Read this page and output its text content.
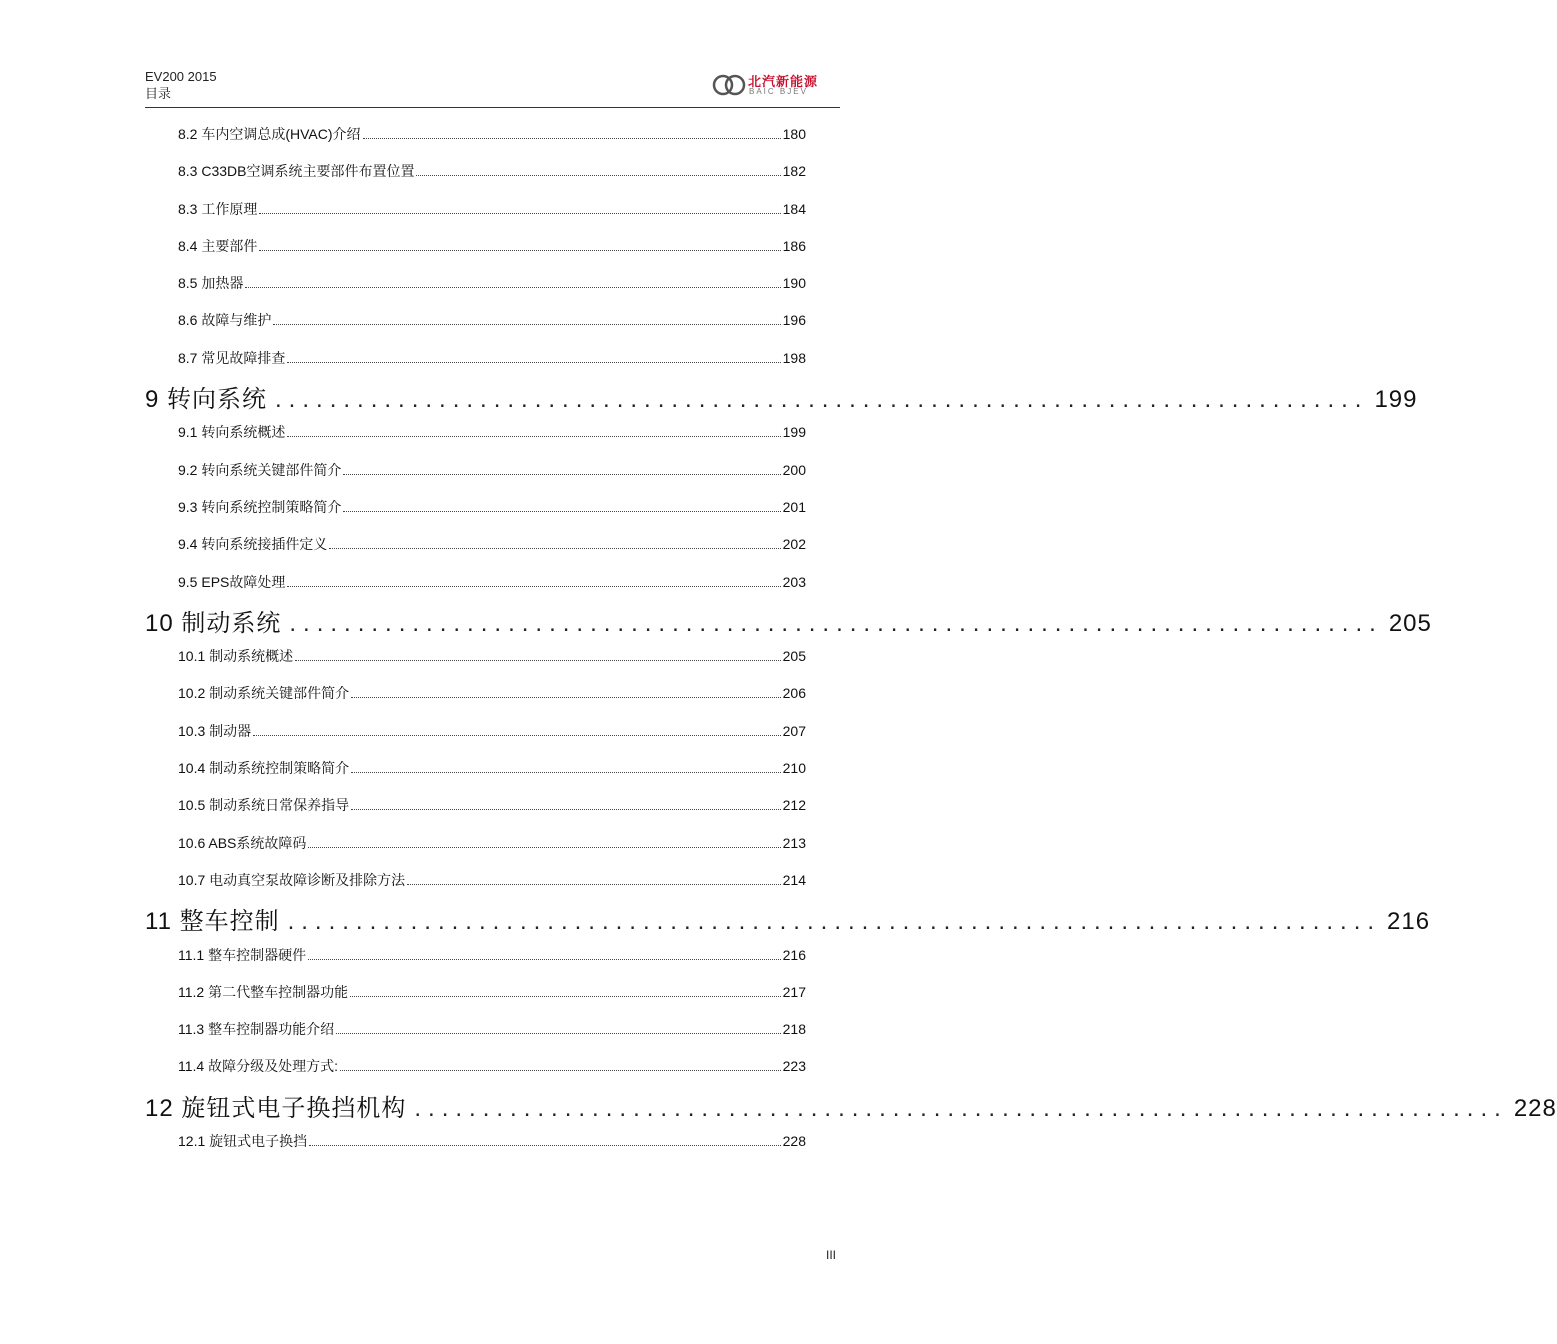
EV200 2015
目录
北汽新能源
BAIC BJEV
8.2 车内空调总成(HVAC)介绍	180
8.3 C33DB空调系统主要部件布置位置	182
8.3 工作原理	184
8.4 主要部件	186
8.5 加热器	190
8.6 故障与维护	196
8.7 常见故障排查	198
9 转向系统 ................................................................................ 199
9.1 转向系统概述	199
9.2 转向系统关键部件简介	200
9.3 转向系统控制策略简介	201
9.4 转向系统接插件定义	202
9.5 EPS故障处理	203
10 制动系统 ................................................................................ 205
10.1 制动系统概述	205
10.2 制动系统关键部件简介	206
10.3 制动器	207
10.4 制动系统控制策略简介	210
10.5 制动系统日常保养指导	212
10.6 ABS系统故障码	213
10.7 电动真空泵故障诊断及排除方法	214
11 整车控制 ................................................................................ 216
11.1 整车控制器硬件	216
11.2 第二代整车控制器功能	217
11.3 整车控制器功能介绍	218
11.4 故障分级及处理方式:	223
12 旋钮式电子换挡机构 ................................................................................ 228
12.1 旋钮式电子换挡	228
III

» **Your goal**
Print each of the records above exactly as written, leaving no picture in the copy.

» **Solution to this exercise**
Read this page and output its text content.
EV200 2015
目录
北汽新能源
BAIC BJEV
8.2 车内空调总成(HVAC)介绍	180
8.3 C33DB空调系统主要部件布置位置	182
8.3 工作原理	184
8.4 主要部件	186
8.5 加热器	190
8.6 故障与维护	196
8.7 常见故障排查	198
9 转向系统 ................................................................................ 199
9.1 转向系统概述	199
9.2 转向系统关键部件简介	200
9.3 转向系统控制策略简介	201
9.4 转向系统接插件定义	202
9.5 EPS故障处理	203
10 制动系统 ................................................................................ 205
10.1 制动系统概述	205
10.2 制动系统关键部件简介	206
10.3 制动器	207
10.4 制动系统控制策略简介	210
10.5 制动系统日常保养指导	212
10.6 ABS系统故障码	213
10.7 电动真空泵故障诊断及排除方法	214
11 整车控制 ................................................................................ 216
11.1 整车控制器硬件	216
11.2 第二代整车控制器功能	217
11.3 整车控制器功能介绍	218
11.4 故障分级及处理方式:	223
12 旋钮式电子换挡机构 ................................................................................ 228
12.1 旋钮式电子换挡	228
III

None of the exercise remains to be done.